**Required actions:**
1. Answer these questions from the text about seeding random numbers in threads:
(a) Which function did the randomizer use to generate random numbers in the main thread before C++11?
(b) How many times is the cycle of randomizer and subthreads repeated?
(c) What expression does the writer consider passing to rng.seed?
2. Retype the part of the text about seeding random numbers in threads, starting with "mt19937 rng;" and going on through "the same ids.".

**Text for analysis:**
▬▬▬

Question

I have a multithreaded C++ application which needs many random numbers in each thread.

Before the C++11 I used a "randomizer" which generates some randoms in the main thread with the rand() function and it passes different randoms to each subthread. Then, all the subthreads join the main thread, the randomizer is used again and new subthreads are called and so on for N times.

Now, I would like to replace rand() with the C++11 in order to avoid the randomizer and to generate random numbers in each thread.

I would like to seed the random number generator such that: * the sequence of seeds changes from run to run * the sequence of random numbers in each thread is different from thread to thread (also if the thread are called in different loops)

I thought seeding like that:

mt19937 rng;
rng.seed(this_thread::get_id().hash());

which is good for me since this_thread::get_id().hash() is a "random" number, but sometimes, in different loops, I could get the same ids.

▬▬▬

Records excerpted from a collection

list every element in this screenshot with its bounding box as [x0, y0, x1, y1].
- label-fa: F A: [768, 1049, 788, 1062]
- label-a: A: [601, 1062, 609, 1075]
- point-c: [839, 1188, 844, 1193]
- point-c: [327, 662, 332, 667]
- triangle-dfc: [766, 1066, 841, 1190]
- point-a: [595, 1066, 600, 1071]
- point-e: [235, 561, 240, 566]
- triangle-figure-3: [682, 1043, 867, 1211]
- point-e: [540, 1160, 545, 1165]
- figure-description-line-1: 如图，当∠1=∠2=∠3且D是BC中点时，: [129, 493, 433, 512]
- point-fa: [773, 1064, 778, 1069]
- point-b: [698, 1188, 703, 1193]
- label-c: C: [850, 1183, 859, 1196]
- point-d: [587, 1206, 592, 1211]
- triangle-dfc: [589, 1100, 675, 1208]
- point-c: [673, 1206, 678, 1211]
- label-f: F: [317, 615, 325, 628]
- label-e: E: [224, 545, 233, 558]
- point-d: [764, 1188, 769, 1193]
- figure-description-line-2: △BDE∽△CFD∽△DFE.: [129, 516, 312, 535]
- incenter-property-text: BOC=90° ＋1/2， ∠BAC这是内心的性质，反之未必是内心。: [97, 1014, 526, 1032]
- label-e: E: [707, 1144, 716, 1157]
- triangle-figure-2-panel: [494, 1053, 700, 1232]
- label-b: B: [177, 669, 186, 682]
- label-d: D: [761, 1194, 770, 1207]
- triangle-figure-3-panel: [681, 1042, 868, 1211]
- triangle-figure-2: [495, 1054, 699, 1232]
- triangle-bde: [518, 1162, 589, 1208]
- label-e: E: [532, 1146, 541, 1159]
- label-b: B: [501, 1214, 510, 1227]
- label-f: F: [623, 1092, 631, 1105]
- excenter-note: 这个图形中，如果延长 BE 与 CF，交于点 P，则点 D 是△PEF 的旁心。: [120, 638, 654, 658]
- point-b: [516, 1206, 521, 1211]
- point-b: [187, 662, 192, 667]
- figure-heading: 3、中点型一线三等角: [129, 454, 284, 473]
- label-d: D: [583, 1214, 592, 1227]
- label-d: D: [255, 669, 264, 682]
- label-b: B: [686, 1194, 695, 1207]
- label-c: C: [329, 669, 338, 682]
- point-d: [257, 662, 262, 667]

▬▬▬

**Outputs in order:**
1.
(a) The rand() function.
(b) N times.
(c) this_thread::get_id().hash()

2.
mt19937 rng;
rng.seed(this_thread::get_id().hash());

which is good for me since this_thread::get_id().hash() is a "random" number, but sometimes, in different loops, I could get the same ids.